Skip the pictures. Copy all the rest of the records down exactly.

_ _ _ _ _ _ _

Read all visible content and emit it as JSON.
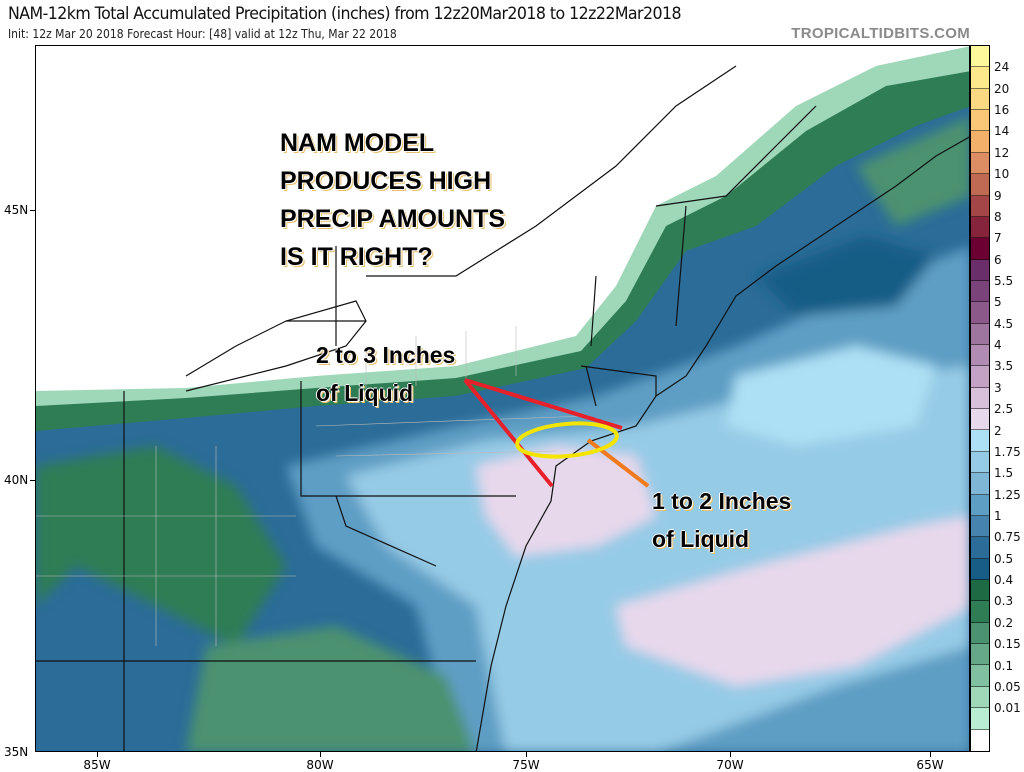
{
  "header": {
    "title": "NAM-12km Total Accumulated Precipitation (inches) from 12z20Mar2018 to 12z22Mar2018",
    "subtitle": "Init: 12z Mar 20 2018   Forecast Hour: [48]   valid at 12z Thu, Mar 22 2018",
    "brand": "TROPICALTIDBITS.COM"
  },
  "axes": {
    "lat_labels": [
      "45N",
      "40N",
      "35N"
    ],
    "lon_labels": [
      "85W",
      "80W",
      "75W",
      "70W",
      "65W"
    ]
  },
  "colorbar": {
    "labels": [
      "24",
      "20",
      "16",
      "14",
      "12",
      "10",
      "9",
      "8",
      "7",
      "6",
      "5.5",
      "5",
      "4.5",
      "4",
      "3.5",
      "3",
      "2.5",
      "2",
      "1.75",
      "1.5",
      "1.25",
      "1",
      "0.75",
      "0.5",
      "0.4",
      "0.3",
      "0.2",
      "0.15",
      "0.1",
      "0.05",
      "0.01"
    ],
    "colors": [
      "#fdf89c",
      "#fde88c",
      "#fbd882",
      "#f8c878",
      "#f2b06a",
      "#dc8d64",
      "#c06a54",
      "#a44548",
      "#86243c",
      "#6c0032",
      "#6a2f6a",
      "#7a447a",
      "#8b5a8b",
      "#9e759e",
      "#b08cb2",
      "#c4a2c6",
      "#d8bfda",
      "#e8d8ec",
      "#ade0f4",
      "#96cbe6",
      "#7fb6d6",
      "#5f9ec4",
      "#4684ae",
      "#2b6c98",
      "#175d86",
      "#1d6a45",
      "#2e7d55",
      "#4b9270",
      "#64a887",
      "#80c0a0",
      "#9ed8b9",
      "#b8ecd3",
      "#ffffff"
    ]
  },
  "annotations": {
    "question": [
      "NAM MODEL",
      "PRODUCES HIGH",
      "PRECIP AMOUNTS",
      "IS IT RIGHT?"
    ],
    "label_a": [
      "2 to 3 Inches",
      "of Liquid"
    ],
    "label_b": [
      "1 to 2 Inches",
      "of Liquid"
    ],
    "colors": {
      "arrow_a": "#e8202a",
      "arrow_b": "#f07a1e",
      "ellipse": "#f4e400"
    }
  }
}
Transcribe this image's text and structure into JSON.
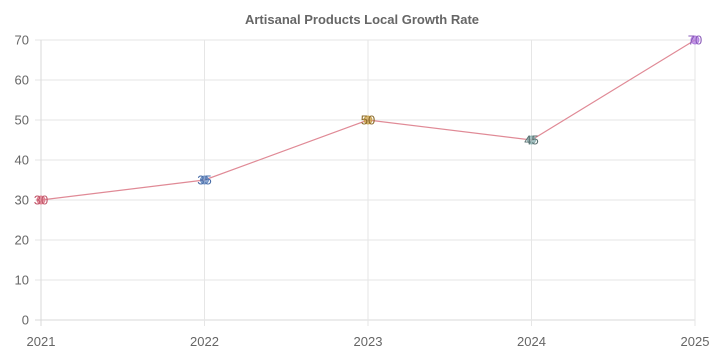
{
  "chart_data": {
    "type": "line",
    "title": "Artisanal Products Local Growth Rate",
    "xlabel": "",
    "ylabel": "",
    "categories": [
      "2021",
      "2022",
      "2023",
      "2024",
      "2025"
    ],
    "series": [
      {
        "values": [
          30,
          35,
          50,
          45,
          70
        ],
        "line_color": "#e08a96",
        "point_colors": [
          "#e07b8b",
          "#6b8fc4",
          "#c9a24a",
          "#8ab0b0",
          "#b07be0"
        ],
        "label_colors": [
          "#c0566a",
          "#4a6ea8",
          "#8a6a2a",
          "#5a7070",
          "#8a5ab8"
        ]
      }
    ],
    "ylim": [
      0,
      70
    ],
    "yticks": [
      0,
      10,
      20,
      30,
      40,
      50,
      60,
      70
    ],
    "grid": true,
    "legend": "none",
    "data_labels": true
  }
}
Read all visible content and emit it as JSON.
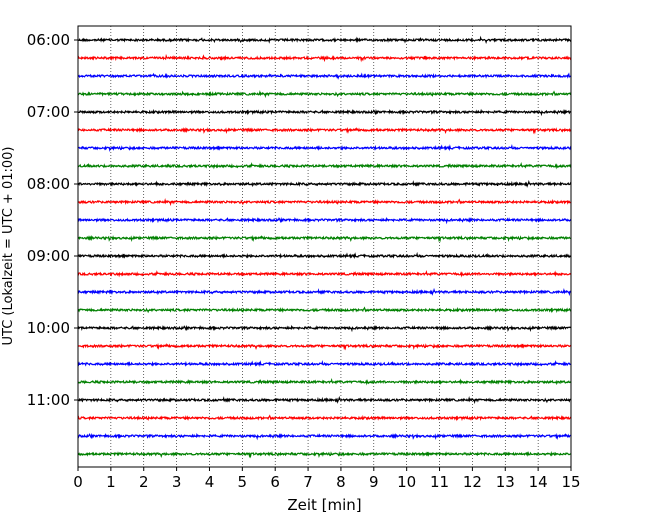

_ _ _ _ _ _ _

### [Finished answer]
Read all visible content and emit it as JSON.
{
  "header": {
    "title": "NAM-12km Total Accumulated Precipitation (inches) from 12z20Mar2018 to 12z22Mar2018",
    "subtitle": "Init: 12z Mar 20 2018   Forecast Hour: [48]   valid at 12z Thu, Mar 22 2018",
    "brand": "TROPICALTIDBITS.COM"
  },
  "axes": {
    "lat_labels": [
      "45N",
      "40N",
      "35N"
    ],
    "lon_labels": [
      "85W",
      "80W",
      "75W",
      "70W",
      "65W"
    ]
  },
  "colorbar": {
    "labels": [
      "24",
      "20",
      "16",
      "14",
      "12",
      "10",
      "9",
      "8",
      "7",
      "6",
      "5.5",
      "5",
      "4.5",
      "4",
      "3.5",
      "3",
      "2.5",
      "2",
      "1.75",
      "1.5",
      "1.25",
      "1",
      "0.75",
      "0.5",
      "0.4",
      "0.3",
      "0.2",
      "0.15",
      "0.1",
      "0.05",
      "0.01"
    ],
    "colors": [
      "#fdf89c",
      "#fde88c",
      "#fbd882",
      "#f8c878",
      "#f2b06a",
      "#dc8d64",
      "#c06a54",
      "#a44548",
      "#86243c",
      "#6c0032",
      "#6a2f6a",
      "#7a447a",
      "#8b5a8b",
      "#9e759e",
      "#b08cb2",
      "#c4a2c6",
      "#d8bfda",
      "#e8d8ec",
      "#ade0f4",
      "#96cbe6",
      "#7fb6d6",
      "#5f9ec4",
      "#4684ae",
      "#2b6c98",
      "#175d86",
      "#1d6a45",
      "#2e7d55",
      "#4b9270",
      "#64a887",
      "#80c0a0",
      "#9ed8b9",
      "#b8ecd3",
      "#ffffff"
    ]
  },
  "annotations": {
    "question": [
      "NAM MODEL",
      "PRODUCES HIGH",
      "PRECIP AMOUNTS",
      "IS IT RIGHT?"
    ],
    "label_a": [
      "2 to 3 Inches",
      "of Liquid"
    ],
    "label_b": [
      "1 to 2 Inches",
      "of Liquid"
    ],
    "colors": {
      "arrow_a": "#e8202a",
      "arrow_b": "#f07a1e",
      "ellipse": "#f4e400"
    }
  }
}
Transcribe this image's text and structure into JSON.
{
  "chart_data": {
    "type": "line",
    "title": "Artisanal Products Local Growth Rate",
    "xlabel": "",
    "ylabel": "",
    "categories": [
      "2021",
      "2022",
      "2023",
      "2024",
      "2025"
    ],
    "series": [
      {
        "values": [
          30,
          35,
          50,
          45,
          70
        ],
        "line_color": "#e08a96",
        "point_colors": [
          "#e07b8b",
          "#6b8fc4",
          "#c9a24a",
          "#8ab0b0",
          "#b07be0"
        ],
        "label_colors": [
          "#c0566a",
          "#4a6ea8",
          "#8a6a2a",
          "#5a7070",
          "#8a5ab8"
        ]
      }
    ],
    "ylim": [
      0,
      70
    ],
    "yticks": [
      0,
      10,
      20,
      30,
      40,
      50,
      60,
      70
    ],
    "grid": true,
    "legend": "none",
    "data_labels": true
  }
}
Read all visible content and emit it as JSON.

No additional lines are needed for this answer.